▶ [WORK REQUIRED] In the records that follow, locate every line with "কমনওয" and extract it.

#### EXERCISE MATERIALS ####

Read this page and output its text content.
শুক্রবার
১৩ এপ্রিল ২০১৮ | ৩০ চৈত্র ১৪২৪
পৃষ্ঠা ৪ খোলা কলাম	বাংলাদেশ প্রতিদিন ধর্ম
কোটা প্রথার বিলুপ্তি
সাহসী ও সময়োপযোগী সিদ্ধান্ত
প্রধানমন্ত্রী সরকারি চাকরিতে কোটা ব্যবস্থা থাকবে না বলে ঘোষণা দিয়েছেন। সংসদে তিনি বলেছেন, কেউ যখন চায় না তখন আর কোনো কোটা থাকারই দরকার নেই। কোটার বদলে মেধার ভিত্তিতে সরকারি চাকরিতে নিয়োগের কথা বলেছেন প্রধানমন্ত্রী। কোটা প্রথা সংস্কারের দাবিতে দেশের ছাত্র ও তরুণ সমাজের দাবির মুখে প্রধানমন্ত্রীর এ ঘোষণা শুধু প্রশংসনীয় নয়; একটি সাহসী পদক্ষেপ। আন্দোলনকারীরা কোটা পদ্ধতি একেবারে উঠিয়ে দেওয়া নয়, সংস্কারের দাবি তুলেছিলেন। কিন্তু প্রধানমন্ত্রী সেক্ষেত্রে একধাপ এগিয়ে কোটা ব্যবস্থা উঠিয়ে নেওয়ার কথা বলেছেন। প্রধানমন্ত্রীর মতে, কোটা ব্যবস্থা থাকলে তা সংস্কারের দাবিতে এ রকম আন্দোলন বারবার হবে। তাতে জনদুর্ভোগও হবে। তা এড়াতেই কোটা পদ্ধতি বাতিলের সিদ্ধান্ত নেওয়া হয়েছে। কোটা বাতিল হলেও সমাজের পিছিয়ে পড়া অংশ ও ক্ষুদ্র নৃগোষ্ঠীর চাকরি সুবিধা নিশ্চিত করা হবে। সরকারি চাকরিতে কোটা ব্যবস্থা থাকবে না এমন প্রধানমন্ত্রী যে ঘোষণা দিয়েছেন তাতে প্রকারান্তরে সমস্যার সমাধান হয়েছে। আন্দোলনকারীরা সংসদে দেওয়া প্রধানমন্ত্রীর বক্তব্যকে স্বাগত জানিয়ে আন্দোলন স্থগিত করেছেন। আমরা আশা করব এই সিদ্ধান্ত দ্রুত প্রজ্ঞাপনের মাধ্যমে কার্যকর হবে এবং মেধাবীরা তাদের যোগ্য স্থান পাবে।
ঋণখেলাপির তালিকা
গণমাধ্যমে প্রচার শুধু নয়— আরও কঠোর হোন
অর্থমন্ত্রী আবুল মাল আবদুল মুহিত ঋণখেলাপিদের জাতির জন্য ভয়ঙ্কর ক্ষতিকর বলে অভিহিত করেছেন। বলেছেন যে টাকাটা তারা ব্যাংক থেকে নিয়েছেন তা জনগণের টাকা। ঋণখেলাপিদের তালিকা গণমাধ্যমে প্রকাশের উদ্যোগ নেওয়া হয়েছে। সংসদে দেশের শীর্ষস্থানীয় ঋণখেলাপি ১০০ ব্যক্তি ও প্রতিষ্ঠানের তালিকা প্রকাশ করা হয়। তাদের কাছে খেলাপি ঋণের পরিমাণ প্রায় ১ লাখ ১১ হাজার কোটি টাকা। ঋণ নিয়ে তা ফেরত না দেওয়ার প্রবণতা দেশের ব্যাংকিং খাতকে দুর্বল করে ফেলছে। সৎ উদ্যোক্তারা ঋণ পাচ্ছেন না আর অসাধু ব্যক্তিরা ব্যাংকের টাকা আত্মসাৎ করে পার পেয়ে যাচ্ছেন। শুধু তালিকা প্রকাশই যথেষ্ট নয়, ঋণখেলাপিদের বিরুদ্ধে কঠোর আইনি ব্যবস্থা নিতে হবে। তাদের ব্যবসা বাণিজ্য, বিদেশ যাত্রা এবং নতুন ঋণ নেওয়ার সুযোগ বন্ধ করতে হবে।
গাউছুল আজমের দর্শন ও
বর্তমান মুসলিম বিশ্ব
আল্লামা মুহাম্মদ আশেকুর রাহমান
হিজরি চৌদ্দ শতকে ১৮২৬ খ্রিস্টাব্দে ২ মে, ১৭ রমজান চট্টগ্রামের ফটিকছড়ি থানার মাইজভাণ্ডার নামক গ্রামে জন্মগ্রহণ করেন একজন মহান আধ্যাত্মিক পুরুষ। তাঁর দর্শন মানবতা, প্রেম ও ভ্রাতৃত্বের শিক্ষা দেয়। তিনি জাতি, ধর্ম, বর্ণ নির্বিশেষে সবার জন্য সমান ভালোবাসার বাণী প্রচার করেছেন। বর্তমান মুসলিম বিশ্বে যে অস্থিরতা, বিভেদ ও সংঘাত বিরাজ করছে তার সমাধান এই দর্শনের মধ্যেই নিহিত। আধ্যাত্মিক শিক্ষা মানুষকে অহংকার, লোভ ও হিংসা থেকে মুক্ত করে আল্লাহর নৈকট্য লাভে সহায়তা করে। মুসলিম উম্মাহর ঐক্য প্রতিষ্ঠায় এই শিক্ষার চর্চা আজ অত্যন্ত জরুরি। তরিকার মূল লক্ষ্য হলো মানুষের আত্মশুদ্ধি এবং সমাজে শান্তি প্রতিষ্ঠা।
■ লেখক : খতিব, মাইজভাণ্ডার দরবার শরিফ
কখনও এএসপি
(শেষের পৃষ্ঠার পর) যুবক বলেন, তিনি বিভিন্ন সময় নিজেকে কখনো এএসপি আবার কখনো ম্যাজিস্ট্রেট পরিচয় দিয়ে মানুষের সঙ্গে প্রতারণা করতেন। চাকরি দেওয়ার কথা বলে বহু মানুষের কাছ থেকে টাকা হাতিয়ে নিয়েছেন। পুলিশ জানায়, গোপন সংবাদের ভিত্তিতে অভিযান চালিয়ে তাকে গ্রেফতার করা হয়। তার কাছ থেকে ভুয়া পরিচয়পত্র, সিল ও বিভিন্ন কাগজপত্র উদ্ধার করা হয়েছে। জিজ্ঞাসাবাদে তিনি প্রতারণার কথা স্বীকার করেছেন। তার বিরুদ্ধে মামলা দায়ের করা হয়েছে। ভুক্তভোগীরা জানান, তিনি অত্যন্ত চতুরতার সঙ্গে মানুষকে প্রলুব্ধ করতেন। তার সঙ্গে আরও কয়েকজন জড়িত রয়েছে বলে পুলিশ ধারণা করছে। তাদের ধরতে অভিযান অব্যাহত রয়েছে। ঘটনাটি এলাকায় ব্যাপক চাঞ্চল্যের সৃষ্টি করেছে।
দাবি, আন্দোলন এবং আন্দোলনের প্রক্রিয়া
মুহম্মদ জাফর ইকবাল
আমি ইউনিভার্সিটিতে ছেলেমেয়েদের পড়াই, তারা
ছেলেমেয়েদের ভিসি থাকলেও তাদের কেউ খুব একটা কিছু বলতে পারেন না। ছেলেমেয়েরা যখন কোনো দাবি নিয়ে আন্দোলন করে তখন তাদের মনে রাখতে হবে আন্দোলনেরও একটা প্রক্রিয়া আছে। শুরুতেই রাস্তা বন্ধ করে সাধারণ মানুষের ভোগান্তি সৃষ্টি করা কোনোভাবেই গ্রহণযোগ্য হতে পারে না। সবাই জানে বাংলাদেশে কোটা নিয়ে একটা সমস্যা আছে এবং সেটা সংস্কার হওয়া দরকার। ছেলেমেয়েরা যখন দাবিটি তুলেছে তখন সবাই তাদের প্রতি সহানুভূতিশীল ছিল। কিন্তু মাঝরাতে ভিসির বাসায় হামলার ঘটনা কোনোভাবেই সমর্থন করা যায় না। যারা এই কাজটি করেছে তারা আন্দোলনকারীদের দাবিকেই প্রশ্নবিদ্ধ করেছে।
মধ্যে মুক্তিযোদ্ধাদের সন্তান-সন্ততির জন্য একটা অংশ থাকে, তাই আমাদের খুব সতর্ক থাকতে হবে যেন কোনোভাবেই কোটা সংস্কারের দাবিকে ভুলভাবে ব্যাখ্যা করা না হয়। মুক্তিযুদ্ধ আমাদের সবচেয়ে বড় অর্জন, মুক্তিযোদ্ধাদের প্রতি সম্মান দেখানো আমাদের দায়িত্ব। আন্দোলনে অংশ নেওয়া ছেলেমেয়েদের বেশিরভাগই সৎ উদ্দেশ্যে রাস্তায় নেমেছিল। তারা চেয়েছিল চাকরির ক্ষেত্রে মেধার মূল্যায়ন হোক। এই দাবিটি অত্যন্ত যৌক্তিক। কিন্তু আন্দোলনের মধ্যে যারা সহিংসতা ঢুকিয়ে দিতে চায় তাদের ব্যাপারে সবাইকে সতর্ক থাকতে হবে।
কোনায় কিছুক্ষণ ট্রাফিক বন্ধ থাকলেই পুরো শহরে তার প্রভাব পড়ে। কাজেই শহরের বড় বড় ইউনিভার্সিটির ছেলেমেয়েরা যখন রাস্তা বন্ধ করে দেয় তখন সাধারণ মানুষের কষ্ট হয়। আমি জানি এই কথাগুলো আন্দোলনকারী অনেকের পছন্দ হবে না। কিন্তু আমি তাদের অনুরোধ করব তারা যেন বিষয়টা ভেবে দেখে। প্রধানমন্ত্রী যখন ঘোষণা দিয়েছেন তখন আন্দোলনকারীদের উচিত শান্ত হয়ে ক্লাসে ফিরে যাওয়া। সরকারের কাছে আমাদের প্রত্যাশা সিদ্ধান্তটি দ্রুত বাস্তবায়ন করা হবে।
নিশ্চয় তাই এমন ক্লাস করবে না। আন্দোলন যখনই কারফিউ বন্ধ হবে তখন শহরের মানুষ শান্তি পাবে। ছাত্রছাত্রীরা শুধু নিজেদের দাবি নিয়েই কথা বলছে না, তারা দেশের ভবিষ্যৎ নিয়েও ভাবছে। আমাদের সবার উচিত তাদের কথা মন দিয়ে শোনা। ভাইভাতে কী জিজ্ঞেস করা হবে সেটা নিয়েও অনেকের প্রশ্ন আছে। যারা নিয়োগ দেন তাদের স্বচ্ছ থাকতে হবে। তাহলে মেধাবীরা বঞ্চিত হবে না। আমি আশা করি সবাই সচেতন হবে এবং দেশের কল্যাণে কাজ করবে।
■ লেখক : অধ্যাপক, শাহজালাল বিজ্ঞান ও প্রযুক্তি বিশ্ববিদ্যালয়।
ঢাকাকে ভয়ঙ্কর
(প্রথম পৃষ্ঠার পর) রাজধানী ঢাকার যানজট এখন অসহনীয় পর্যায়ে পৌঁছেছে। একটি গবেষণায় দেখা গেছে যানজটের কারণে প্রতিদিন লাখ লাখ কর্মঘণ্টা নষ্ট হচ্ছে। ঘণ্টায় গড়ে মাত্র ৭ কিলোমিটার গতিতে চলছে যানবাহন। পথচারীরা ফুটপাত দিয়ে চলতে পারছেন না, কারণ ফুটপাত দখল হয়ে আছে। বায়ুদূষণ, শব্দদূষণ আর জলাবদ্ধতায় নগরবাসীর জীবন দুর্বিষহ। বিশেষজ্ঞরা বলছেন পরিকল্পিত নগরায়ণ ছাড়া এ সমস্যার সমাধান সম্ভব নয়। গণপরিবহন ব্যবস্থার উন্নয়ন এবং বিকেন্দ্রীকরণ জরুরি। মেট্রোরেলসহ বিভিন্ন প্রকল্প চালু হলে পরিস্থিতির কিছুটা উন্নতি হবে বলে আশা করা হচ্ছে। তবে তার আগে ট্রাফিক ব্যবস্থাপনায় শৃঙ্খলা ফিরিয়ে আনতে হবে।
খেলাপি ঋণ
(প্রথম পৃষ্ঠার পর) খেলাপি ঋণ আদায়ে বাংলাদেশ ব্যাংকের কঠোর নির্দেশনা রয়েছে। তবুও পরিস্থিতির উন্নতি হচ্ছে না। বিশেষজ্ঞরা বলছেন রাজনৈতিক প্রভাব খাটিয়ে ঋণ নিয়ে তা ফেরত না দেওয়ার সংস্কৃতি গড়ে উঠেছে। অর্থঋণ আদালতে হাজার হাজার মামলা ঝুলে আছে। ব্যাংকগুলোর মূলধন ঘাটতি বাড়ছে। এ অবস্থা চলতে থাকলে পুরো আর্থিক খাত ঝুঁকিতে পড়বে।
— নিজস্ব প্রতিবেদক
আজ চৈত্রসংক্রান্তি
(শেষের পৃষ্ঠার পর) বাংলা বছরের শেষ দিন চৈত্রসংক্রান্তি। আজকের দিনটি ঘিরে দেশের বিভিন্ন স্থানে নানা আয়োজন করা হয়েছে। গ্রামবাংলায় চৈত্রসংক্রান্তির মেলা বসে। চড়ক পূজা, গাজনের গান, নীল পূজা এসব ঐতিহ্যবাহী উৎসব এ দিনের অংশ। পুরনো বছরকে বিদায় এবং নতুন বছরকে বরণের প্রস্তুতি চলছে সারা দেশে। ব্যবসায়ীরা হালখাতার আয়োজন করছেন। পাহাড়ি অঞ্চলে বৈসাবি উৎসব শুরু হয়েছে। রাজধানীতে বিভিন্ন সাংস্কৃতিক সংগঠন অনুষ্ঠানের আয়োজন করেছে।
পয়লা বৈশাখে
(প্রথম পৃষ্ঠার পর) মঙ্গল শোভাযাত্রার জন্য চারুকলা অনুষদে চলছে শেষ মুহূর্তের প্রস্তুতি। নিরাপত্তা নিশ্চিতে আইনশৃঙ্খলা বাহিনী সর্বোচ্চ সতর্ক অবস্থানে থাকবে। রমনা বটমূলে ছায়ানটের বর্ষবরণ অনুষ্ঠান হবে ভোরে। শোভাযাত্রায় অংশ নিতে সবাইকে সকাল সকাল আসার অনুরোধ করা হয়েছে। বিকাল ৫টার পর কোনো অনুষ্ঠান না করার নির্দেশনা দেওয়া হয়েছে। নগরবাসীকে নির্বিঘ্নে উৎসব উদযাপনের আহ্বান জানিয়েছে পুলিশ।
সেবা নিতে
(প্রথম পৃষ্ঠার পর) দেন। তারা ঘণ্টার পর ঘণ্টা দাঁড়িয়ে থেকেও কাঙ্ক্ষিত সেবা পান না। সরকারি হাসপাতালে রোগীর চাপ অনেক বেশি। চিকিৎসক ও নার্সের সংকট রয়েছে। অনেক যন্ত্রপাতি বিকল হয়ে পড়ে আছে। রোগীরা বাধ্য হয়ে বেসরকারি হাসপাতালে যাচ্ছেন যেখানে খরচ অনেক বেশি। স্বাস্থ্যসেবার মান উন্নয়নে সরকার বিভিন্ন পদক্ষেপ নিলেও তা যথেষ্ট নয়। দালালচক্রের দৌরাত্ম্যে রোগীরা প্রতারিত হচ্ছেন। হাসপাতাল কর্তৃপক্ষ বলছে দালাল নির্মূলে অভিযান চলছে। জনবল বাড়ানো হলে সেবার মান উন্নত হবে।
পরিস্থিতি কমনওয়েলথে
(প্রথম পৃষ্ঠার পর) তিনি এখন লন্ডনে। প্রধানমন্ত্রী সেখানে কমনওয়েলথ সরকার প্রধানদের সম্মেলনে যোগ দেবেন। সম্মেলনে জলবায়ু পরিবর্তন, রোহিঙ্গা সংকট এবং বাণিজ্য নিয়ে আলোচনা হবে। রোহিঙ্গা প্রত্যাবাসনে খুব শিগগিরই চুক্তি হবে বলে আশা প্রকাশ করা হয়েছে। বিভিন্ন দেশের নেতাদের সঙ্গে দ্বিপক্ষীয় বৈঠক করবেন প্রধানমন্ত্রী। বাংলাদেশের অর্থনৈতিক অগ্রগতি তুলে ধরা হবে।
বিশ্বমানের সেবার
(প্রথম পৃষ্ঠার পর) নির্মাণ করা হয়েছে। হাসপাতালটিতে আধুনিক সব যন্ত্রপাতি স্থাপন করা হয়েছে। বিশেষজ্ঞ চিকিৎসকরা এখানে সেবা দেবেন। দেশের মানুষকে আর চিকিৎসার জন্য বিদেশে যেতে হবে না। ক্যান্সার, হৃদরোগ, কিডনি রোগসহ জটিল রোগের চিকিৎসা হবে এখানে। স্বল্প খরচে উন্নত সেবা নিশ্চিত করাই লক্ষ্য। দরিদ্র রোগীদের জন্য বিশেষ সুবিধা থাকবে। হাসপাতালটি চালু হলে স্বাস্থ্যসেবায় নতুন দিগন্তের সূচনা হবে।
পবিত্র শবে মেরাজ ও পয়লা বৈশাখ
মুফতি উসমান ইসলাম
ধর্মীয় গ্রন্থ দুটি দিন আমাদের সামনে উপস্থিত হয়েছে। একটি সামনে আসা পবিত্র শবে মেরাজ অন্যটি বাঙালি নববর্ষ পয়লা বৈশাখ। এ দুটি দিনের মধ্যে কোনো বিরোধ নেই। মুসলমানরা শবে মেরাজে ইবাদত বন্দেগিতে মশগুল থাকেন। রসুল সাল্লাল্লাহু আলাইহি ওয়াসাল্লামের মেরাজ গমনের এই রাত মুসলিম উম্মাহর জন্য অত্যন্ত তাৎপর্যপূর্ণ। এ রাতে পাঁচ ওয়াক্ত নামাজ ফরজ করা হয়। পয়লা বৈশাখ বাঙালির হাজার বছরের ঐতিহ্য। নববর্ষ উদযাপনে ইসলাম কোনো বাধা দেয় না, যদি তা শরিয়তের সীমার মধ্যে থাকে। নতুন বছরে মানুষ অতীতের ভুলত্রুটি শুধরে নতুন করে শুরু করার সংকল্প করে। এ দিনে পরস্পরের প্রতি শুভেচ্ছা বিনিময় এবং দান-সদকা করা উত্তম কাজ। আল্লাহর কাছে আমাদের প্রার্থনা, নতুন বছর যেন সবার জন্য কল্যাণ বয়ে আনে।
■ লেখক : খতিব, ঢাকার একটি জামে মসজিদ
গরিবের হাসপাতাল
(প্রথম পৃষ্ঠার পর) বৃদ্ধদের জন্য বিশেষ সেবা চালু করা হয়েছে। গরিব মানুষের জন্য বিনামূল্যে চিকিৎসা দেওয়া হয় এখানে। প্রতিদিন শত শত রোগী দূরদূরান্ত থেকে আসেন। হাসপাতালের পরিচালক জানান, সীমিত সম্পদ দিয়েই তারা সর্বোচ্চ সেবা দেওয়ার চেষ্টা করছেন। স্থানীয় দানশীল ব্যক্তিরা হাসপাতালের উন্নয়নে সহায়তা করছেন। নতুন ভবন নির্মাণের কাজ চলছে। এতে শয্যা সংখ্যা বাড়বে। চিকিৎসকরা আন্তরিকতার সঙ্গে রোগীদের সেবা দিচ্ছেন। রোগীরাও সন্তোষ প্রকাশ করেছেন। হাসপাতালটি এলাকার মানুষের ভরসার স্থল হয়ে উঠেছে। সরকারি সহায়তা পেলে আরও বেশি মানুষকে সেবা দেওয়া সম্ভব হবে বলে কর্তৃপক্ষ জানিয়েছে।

####

▶ [FULL ANSWER]
পরিস্থিতি কমনওয়েলথে
(প্রথম পৃষ্ঠার পর) তিনি এখন লন্ডনে। প্রধানমন্ত্রী সেখানে কমনওয়েলথ সরকার প্রধানদের সম্মেলনে যোগ দেবেন। সম্মেলনে জলবায়ু পরিবর্তন, রোহিঙ্গা সংকট এবং বাণিজ্য নিয়ে আলোচনা হবে। রোহিঙ্গা প্রত্যাবাসনে খুব শিগগিরই চুক্তি হবে বলে আশা প্রকাশ করা হয়েছে। বিভিন্ন দেশের নেতাদের সঙ্গে দ্বিপক্ষীয় বৈঠক করবেন প্রধানমন্ত্রী। বাংলাদেশের অর্থনৈতিক অগ্রগতি তুলে ধরা হবে।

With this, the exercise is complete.